Take the records underneath and set them down exactly.

**Provided data:**
+++

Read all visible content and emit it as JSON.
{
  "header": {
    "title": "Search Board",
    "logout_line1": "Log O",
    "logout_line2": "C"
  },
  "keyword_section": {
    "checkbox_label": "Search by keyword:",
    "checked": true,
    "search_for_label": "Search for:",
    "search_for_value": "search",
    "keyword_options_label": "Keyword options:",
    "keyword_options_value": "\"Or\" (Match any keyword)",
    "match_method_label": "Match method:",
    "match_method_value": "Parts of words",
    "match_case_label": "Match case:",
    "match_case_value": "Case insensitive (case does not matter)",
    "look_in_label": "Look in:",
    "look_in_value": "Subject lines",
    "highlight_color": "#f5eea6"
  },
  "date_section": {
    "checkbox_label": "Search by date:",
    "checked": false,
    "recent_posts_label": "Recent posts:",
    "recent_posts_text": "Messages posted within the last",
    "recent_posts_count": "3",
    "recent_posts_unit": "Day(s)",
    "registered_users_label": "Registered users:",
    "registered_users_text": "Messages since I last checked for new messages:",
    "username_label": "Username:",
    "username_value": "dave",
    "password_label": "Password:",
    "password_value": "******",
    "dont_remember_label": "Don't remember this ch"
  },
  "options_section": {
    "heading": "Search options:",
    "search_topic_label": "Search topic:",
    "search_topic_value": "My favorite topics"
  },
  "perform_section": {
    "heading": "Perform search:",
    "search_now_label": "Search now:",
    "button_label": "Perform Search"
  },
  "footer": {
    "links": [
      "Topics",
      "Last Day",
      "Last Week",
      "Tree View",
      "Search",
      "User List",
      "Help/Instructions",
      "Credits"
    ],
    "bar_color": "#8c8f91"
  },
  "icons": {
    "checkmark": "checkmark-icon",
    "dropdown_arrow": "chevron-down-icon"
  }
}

+++

**Complete output:**
Read all visible content and emit it as JSON.
{
  "header": {
    "title": "Search Board",
    "logout_line1": "Log O",
    "logout_line2": "C"
  },
  "keyword_section": {
    "checkbox_label": "Search by keyword:",
    "checked": true,
    "search_for_label": "Search for:",
    "search_for_value": "search",
    "keyword_options_label": "Keyword options:",
    "keyword_options_value": "\"Or\" (Match any keyword)",
    "match_method_label": "Match method:",
    "match_method_value": "Parts of words",
    "match_case_label": "Match case:",
    "match_case_value": "Case insensitive (case does not matter)",
    "look_in_label": "Look in:",
    "look_in_value": "Subject lines",
    "highlight_color": "#f5eea6"
  },
  "date_section": {
    "checkbox_label": "Search by date:",
    "checked": false,
    "recent_posts_label": "Recent posts:",
    "recent_posts_text": "Messages posted within the last",
    "recent_posts_count": "3",
    "recent_posts_unit": "Day(s)",
    "registered_users_label": "Registered users:",
    "registered_users_text": "Messages since I last checked for new messages:",
    "username_label": "Username:",
    "username_value": "dave",
    "password_label": "Password:",
    "password_value": "******",
    "dont_remember_label": "Don't remember this ch"
  },
  "options_section": {
    "heading": "Search options:",
    "search_topic_label": "Search topic:",
    "search_topic_value": "My favorite topics"
  },
  "perform_section": {
    "heading": "Perform search:",
    "search_now_label": "Search now:",
    "button_label": "Perform Search"
  },
  "footer": {
    "links": [
      "Topics",
      "Last Day",
      "Last Week",
      "Tree View",
      "Search",
      "User List",
      "Help/Instructions",
      "Credits"
    ],
    "bar_color": "#8c8f91"
  },
  "icons": {
    "checkmark": "checkmark-icon",
    "dropdown_arrow": "chevron-down-icon"
  }
}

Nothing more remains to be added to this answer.